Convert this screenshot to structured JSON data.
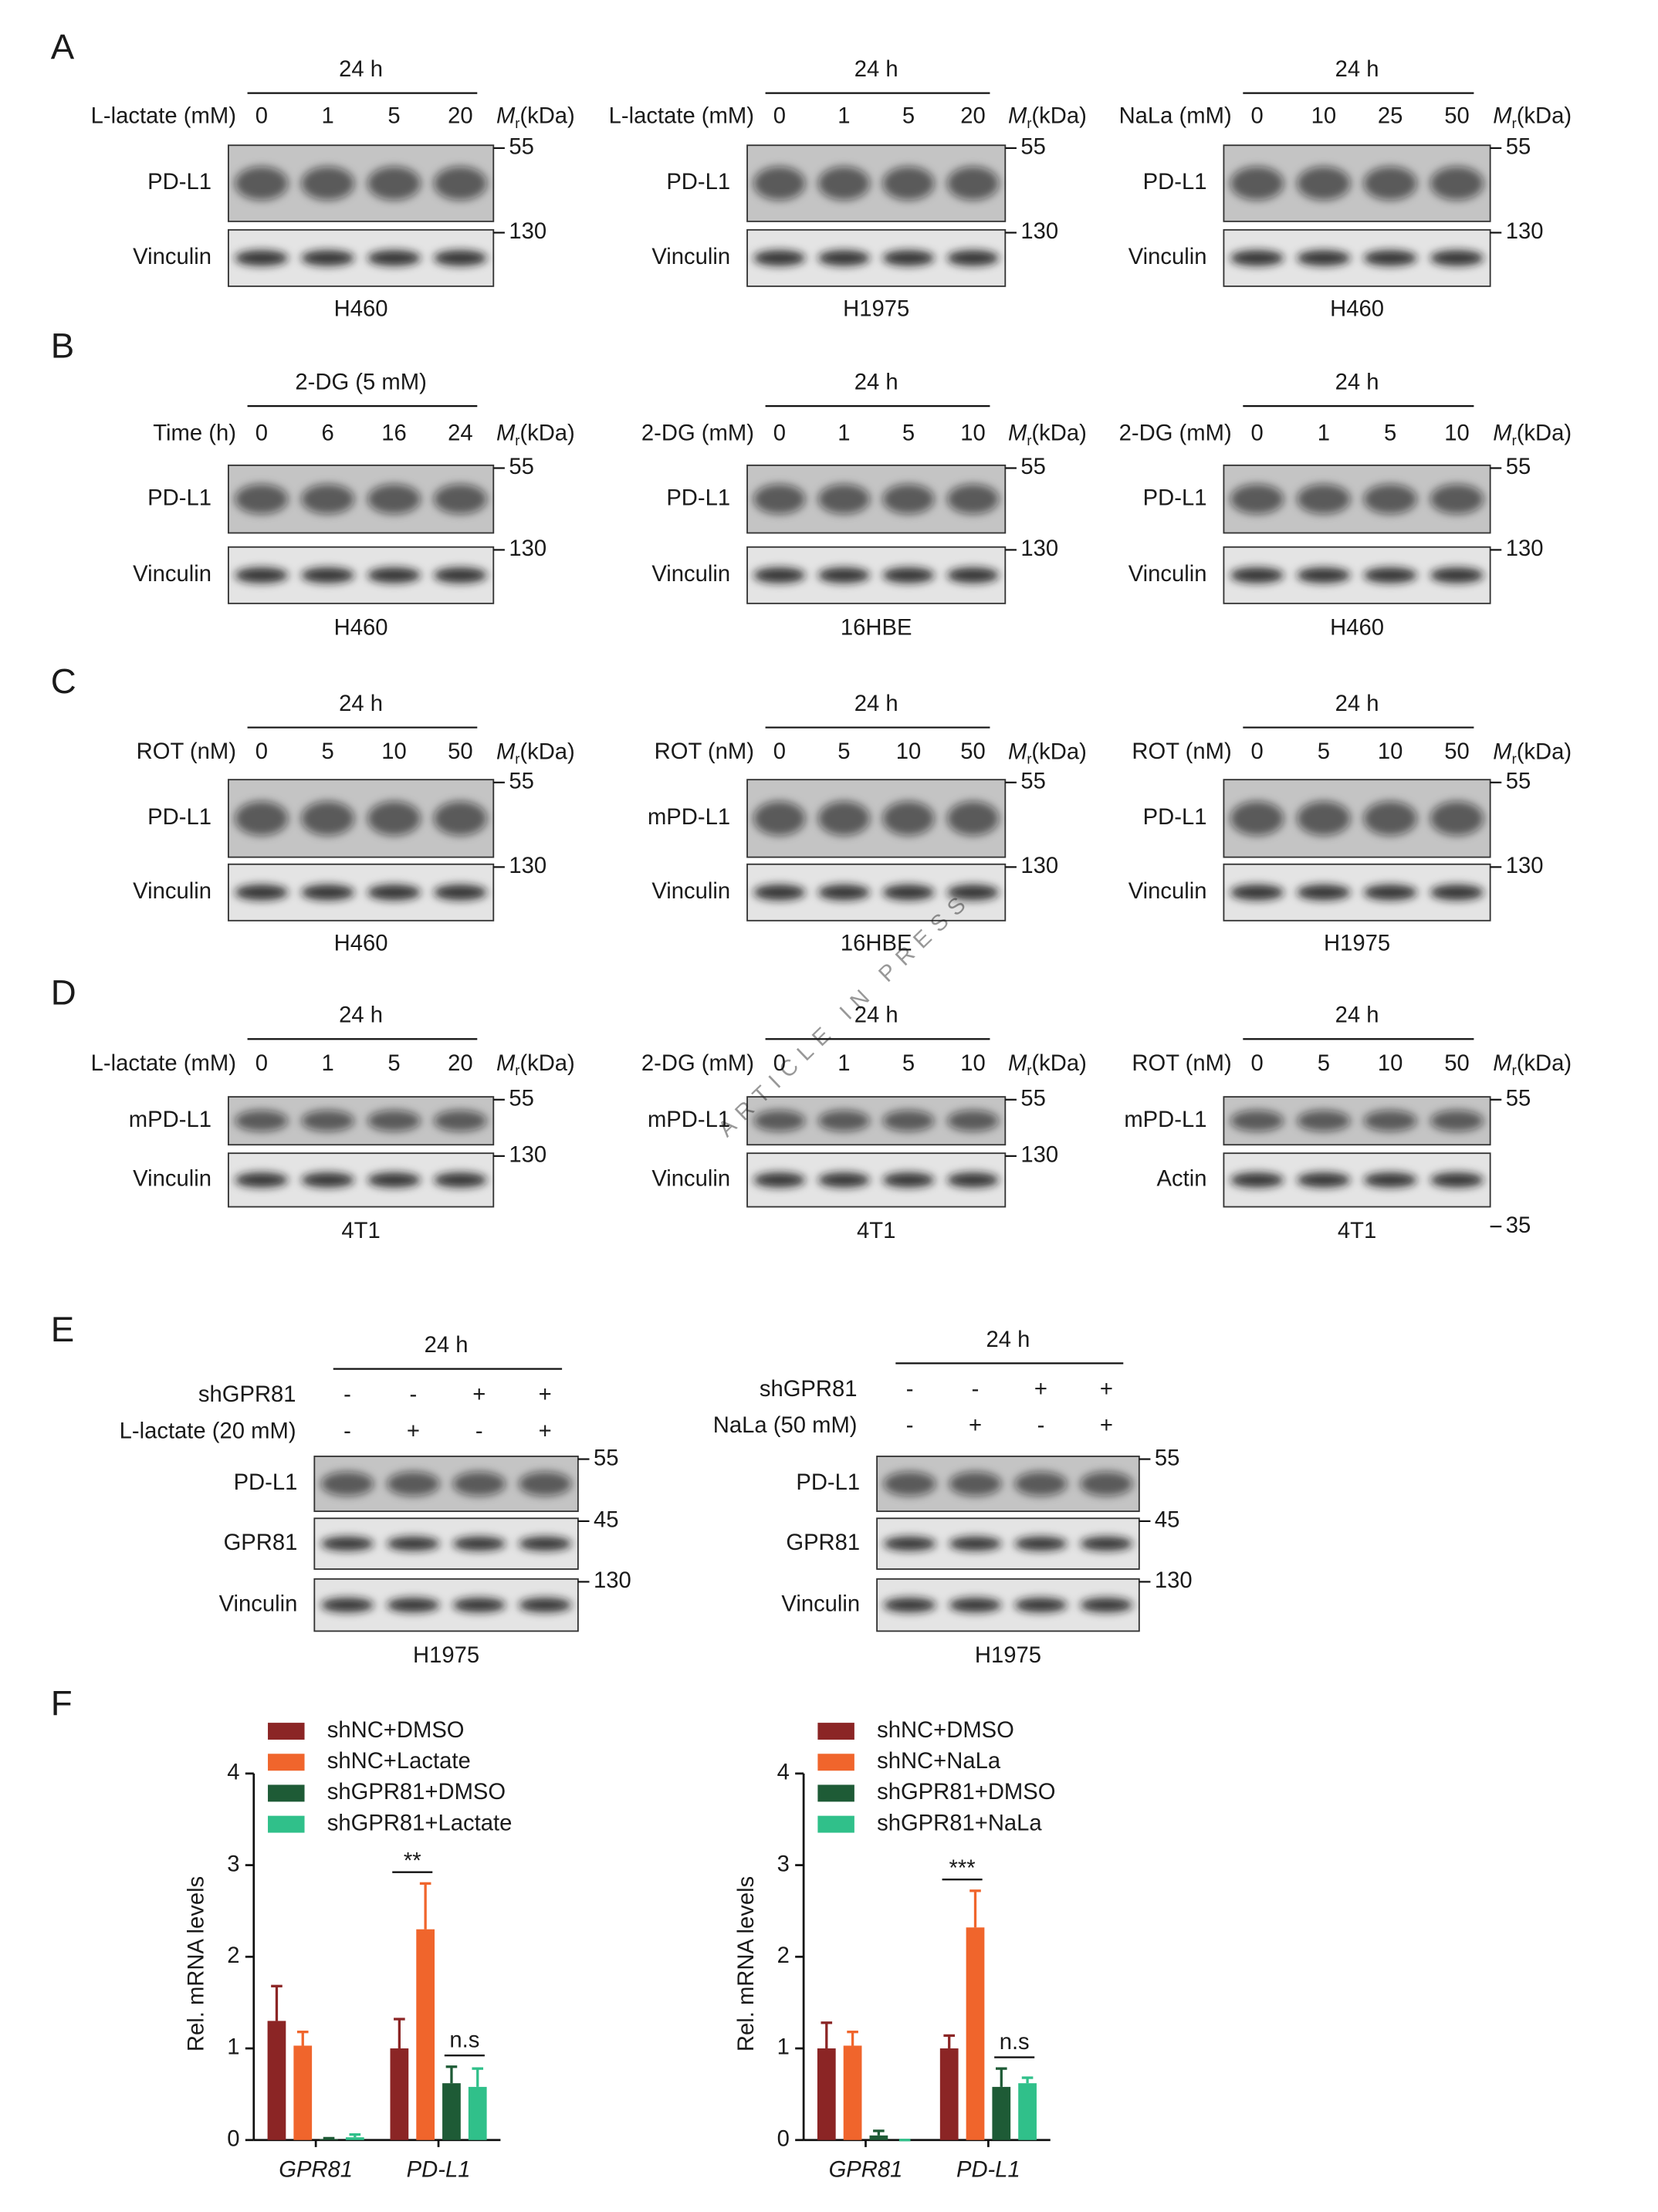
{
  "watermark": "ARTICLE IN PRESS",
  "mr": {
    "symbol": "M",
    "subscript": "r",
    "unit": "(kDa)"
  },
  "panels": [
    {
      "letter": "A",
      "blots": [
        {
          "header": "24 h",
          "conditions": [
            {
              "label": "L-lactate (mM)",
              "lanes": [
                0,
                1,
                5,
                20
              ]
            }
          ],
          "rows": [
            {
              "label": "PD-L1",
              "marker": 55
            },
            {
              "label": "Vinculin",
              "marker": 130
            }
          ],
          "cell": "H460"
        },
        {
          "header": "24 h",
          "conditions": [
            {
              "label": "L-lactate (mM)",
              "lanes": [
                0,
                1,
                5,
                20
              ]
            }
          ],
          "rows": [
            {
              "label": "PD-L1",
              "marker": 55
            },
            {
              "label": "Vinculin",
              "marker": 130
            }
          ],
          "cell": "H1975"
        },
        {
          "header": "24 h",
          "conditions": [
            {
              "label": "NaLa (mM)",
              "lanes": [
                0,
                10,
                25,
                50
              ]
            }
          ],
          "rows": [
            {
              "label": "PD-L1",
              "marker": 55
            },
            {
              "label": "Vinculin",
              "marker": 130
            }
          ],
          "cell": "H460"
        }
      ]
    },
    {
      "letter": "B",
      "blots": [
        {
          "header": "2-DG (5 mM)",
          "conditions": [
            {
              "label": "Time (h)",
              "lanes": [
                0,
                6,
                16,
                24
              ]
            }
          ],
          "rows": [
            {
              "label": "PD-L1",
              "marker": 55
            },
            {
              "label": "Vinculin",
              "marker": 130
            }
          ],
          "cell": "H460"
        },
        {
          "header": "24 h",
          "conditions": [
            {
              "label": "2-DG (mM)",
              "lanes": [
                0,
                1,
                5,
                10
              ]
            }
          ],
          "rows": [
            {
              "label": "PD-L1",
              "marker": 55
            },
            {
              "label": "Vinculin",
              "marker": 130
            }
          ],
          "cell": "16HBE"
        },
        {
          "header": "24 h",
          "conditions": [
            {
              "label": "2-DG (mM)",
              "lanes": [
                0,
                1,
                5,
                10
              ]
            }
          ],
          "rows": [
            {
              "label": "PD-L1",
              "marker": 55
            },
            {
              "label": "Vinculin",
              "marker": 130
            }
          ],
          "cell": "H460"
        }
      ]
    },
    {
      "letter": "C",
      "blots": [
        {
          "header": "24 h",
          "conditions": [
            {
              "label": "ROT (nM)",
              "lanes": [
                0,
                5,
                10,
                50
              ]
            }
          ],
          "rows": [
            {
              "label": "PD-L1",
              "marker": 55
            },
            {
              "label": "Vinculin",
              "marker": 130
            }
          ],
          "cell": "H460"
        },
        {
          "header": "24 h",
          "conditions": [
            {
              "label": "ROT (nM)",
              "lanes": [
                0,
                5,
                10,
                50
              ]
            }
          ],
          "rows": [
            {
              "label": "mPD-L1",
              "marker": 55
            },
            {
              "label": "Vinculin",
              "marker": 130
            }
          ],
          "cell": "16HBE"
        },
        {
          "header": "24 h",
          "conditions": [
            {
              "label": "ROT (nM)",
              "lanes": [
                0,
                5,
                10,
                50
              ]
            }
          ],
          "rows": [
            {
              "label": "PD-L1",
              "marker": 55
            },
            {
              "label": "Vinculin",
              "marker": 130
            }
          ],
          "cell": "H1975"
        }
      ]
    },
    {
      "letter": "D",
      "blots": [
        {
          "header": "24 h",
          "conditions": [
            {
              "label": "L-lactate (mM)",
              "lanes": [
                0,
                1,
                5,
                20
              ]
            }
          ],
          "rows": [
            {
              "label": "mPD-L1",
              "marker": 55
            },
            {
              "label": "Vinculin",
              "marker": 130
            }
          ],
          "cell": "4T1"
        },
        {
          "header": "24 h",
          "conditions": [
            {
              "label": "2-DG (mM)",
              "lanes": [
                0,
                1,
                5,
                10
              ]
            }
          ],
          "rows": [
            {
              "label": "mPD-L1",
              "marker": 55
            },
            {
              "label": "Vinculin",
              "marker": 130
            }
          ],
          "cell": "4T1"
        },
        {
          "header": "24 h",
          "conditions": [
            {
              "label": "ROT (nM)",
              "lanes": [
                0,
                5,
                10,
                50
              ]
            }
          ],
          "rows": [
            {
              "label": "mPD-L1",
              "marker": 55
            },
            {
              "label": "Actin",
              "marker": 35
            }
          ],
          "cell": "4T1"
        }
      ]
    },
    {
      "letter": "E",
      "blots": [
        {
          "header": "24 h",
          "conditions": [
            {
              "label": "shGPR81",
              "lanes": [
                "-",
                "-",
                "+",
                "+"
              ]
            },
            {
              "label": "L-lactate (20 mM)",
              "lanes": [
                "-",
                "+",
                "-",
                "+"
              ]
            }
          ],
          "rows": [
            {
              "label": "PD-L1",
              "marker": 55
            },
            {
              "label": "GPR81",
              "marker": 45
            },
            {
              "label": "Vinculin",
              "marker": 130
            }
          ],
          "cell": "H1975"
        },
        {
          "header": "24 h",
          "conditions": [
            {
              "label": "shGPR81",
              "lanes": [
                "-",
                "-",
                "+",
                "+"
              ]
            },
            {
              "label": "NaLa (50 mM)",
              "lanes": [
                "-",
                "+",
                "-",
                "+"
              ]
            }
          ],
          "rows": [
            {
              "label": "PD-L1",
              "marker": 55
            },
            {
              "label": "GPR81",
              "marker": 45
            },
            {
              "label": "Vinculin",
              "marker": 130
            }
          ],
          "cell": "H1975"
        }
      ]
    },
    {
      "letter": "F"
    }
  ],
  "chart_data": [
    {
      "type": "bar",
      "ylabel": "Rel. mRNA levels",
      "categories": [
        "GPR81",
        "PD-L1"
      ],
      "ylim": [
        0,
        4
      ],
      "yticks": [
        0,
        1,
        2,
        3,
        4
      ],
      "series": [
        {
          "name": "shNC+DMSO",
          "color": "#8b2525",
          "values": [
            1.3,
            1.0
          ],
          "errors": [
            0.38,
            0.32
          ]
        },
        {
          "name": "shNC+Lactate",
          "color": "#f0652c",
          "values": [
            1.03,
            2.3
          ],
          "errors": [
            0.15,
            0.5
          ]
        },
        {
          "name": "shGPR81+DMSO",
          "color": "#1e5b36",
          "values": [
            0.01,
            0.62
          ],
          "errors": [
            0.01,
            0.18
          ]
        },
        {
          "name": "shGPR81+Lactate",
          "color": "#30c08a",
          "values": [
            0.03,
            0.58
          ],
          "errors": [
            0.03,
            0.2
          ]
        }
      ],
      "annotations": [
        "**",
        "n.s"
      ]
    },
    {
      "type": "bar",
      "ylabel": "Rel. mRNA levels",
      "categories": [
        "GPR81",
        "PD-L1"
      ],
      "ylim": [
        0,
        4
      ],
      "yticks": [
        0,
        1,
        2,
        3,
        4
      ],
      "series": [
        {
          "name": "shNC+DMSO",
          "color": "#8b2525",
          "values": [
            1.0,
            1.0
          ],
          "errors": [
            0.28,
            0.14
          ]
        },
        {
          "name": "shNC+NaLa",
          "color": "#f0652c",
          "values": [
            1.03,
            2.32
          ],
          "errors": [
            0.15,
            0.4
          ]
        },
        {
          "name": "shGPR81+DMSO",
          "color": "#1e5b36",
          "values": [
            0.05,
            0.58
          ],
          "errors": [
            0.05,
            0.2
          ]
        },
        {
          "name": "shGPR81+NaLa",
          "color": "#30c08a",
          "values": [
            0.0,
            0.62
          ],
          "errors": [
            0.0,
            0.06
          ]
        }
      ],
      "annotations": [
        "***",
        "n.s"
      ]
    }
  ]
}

^^^^^^^^^^^^^^^^

Filter the listing above so that only lines holding the word "name" remain, and report those lines.

> **TASK OUTPUT**:
          "name": "shNC+DMSO",
          "name": "shNC+Lactate",
          "name": "shGPR81+DMSO",
          "name": "shGPR81+Lactate",
          "name": "shNC+DMSO",
          "name": "shNC+NaLa",
          "name": "shGPR81+DMSO",
          "name": "shGPR81+NaLa",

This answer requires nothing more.